- [TASK INSTRUCTIONS]
1. Can you quote the ER text from "ER Consulting Inc has implemented" to "overall throughput times." word for word?
2. Can you extend the ER text, beginning right after its final sentence?

- [SOURCE TEXT]
━━━━━━━━━━

Understanding the ER

Understanding the ER

In an emergency, no patient wants to wait to be seen. It is indeed the most common complaint from patients that waiting times are too long. Waiting times, however, are a complex equation to solve from both a medical, administrative and cost perspective, considering patient satisfaction and overall experience.

ER Consulting Inc has implemented numerous initiatives to assist in reducing waiting times and currently has one of the shortest average waiting times in the industry. Soon ER Consulting Inc will be launching a new system called EffortlessER, designed exclusively to reduce waiting times and improve overall throughput times.

Waiting times are difficult to manage for a number of reasons. The very nature of emergencies is such that they are unplanned and therefore planning staffing requirements is always a challenge. Seasonality, surge periods and “how sick” people are, all influence waiting times. With significant pressure to try and reduce costs, human resources need to be carefully managed to avoid staff burnout and fatigue induced errors.

To cater for sudden increases in volumes of patients, ER Consulting Inc has a second on-call system that gets activated. In addition, a senior telephonic advisory service assists with logistical support. In rare cases of extreme overload, alternate resources are mobilised from our deep doctor resource.

Medically, it is imperative that the sickest/most injured patients are seen first. The process to assess “how sick” a patient is, is called triage. Triage is a quick process performed by a nurse when you arrive at an emergency unit. Triage will objectively categorise you into one of 4 colour groups (Green, Yellow, Orange, Red), with green being the most minor and red the most severe. Patients are then seen in order of medical severity, sickest/most injured first.

Triage can be a source of frustration for patients as they may feel that it pushes them down the queue of those waiting to be seen. Indeed, this is the case if someone sicker or more injured arrives after you have been triaged with a “higher colour” than you. ER Consulting Inc employs the triage system to ensure that patients are treated in order of medical priority. To mitigate the wait times for more minor cases, a number of initiatives are currently being tested. These include the Effortless ER system, improved laboratory and radiology turnaround times as well as various ergonomic changes to the facilities.

The severity of the emergency dictates what to bring with you. If you feel that you have an emergency that is life or limb threatening then do not hesitate, get to the emergency department as soon as possible. Anything left behind can always be retrieved later by a family member or friend. Patients should be reassured that no patient will ever be refused treatment for a life or limb threatening injury while waiting for ANY details of ANY kind.

In an emergency, the hospital and the doctors will want to know the following:

  • Your name
  • Your ID
  • Your medical aid card
  • Your next of kin
  • Your usual doctor

If you think you may be admitted, an overnight bag with a change of clothes, underwear, gown and slippers, and toiletry bag should be more than enough.

The new Effortless ER System aims to eliminate the need to remember any of your demographic information and will reduce waiting times. Watch this space!

━━━━━━━━━━

- [RECORDED INFORMATION]
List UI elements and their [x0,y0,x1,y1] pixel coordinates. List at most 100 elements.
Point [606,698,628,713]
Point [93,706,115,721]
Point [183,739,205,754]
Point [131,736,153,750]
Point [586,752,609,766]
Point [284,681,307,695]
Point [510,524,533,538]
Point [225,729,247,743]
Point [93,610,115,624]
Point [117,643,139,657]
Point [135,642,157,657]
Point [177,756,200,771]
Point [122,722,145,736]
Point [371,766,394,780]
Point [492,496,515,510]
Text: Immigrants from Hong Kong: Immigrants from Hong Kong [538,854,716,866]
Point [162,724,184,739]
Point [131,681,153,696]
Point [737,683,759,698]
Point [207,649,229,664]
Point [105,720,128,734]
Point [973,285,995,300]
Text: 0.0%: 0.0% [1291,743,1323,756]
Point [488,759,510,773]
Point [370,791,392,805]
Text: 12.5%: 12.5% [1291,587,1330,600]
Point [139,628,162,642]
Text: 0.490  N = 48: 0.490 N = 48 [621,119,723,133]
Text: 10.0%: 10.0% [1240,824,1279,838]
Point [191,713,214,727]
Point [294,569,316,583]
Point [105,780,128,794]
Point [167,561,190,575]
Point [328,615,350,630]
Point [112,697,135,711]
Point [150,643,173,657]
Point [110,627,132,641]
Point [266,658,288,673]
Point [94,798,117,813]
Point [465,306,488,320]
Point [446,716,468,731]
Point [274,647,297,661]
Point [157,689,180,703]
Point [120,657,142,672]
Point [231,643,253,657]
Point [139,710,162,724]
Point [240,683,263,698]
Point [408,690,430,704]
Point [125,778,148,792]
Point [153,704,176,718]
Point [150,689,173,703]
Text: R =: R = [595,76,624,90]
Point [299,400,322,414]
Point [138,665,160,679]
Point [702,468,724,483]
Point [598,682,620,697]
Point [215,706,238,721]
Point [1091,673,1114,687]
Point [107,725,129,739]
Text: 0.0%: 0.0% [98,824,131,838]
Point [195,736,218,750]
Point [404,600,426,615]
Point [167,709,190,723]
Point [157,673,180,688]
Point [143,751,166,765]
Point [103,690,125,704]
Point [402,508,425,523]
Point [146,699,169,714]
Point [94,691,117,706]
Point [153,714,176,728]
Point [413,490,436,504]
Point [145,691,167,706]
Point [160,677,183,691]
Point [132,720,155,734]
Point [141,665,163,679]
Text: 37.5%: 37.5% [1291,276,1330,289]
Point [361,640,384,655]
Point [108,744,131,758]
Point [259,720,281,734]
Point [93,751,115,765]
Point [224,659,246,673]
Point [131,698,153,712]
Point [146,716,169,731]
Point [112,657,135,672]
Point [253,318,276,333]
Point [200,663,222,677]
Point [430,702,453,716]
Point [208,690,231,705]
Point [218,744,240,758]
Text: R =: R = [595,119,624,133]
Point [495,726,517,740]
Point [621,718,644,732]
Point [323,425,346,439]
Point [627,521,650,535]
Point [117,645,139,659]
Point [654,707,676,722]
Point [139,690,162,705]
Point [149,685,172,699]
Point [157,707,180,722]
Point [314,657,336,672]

━━━━━━━━━━

- [YOUR RESPONSES]
1.
ER Consulting Inc has implemented numerous initiatives to assist in reducing waiting times and currently has one of the shortest average waiting times in the industry. Soon ER Consulting Inc will be launching a new system called EffortlessER, designed exclusively to reduce waiting times and improve overall throughput times.

2.
There are several types of billing codes. Billing codes can be for Hospital Services, Doctor Services and Stock and Consumables. In the emergency unit, you may come across all three code types.

Emergency units are owned by hospitals. The hospitals generally provide the facility, equipment, nursing and administration in an emergency unit. The hospital will always charge you a “Facility Fee” when you use an emergency unit over and above the doctor’s fees.

The doctoring of the emergency facility is provided by an outsourced doctor group (ER Consulting Inc being the largest in South Africa). Specialists who work in a hospital are not employed by the hospital either (this includes X-ray and Pathology Services). When you attend an emergency unit, therefore, you may receive a number of accounts from the different service providers.  

Billing codes are standardised codes for various consultations and procedures performed by various service providers. Codes are useful for the funders (medical aids) to accurately understand what is being claimed by the doctors. Doctors and hospitals are guided as to what to charge for each code by various organisations, however, a doctor is allowed by right to choose his/her fee for any code.

The codes charged to you will appear on the account you receive from each service provider.

Emergencies are often overwhelming. This means that all your focus is on getting the care you need as quickly as possible. Oftentimes it is difficult in a crisis to pay attention to all the detail and information you are being given by many people. You are also often concerned about you or your loved one’s condition, and therefore not listening to all the information you are given. Doctors and Nurses also often use medical language that is not clear and if they are busy, this often comes out fast.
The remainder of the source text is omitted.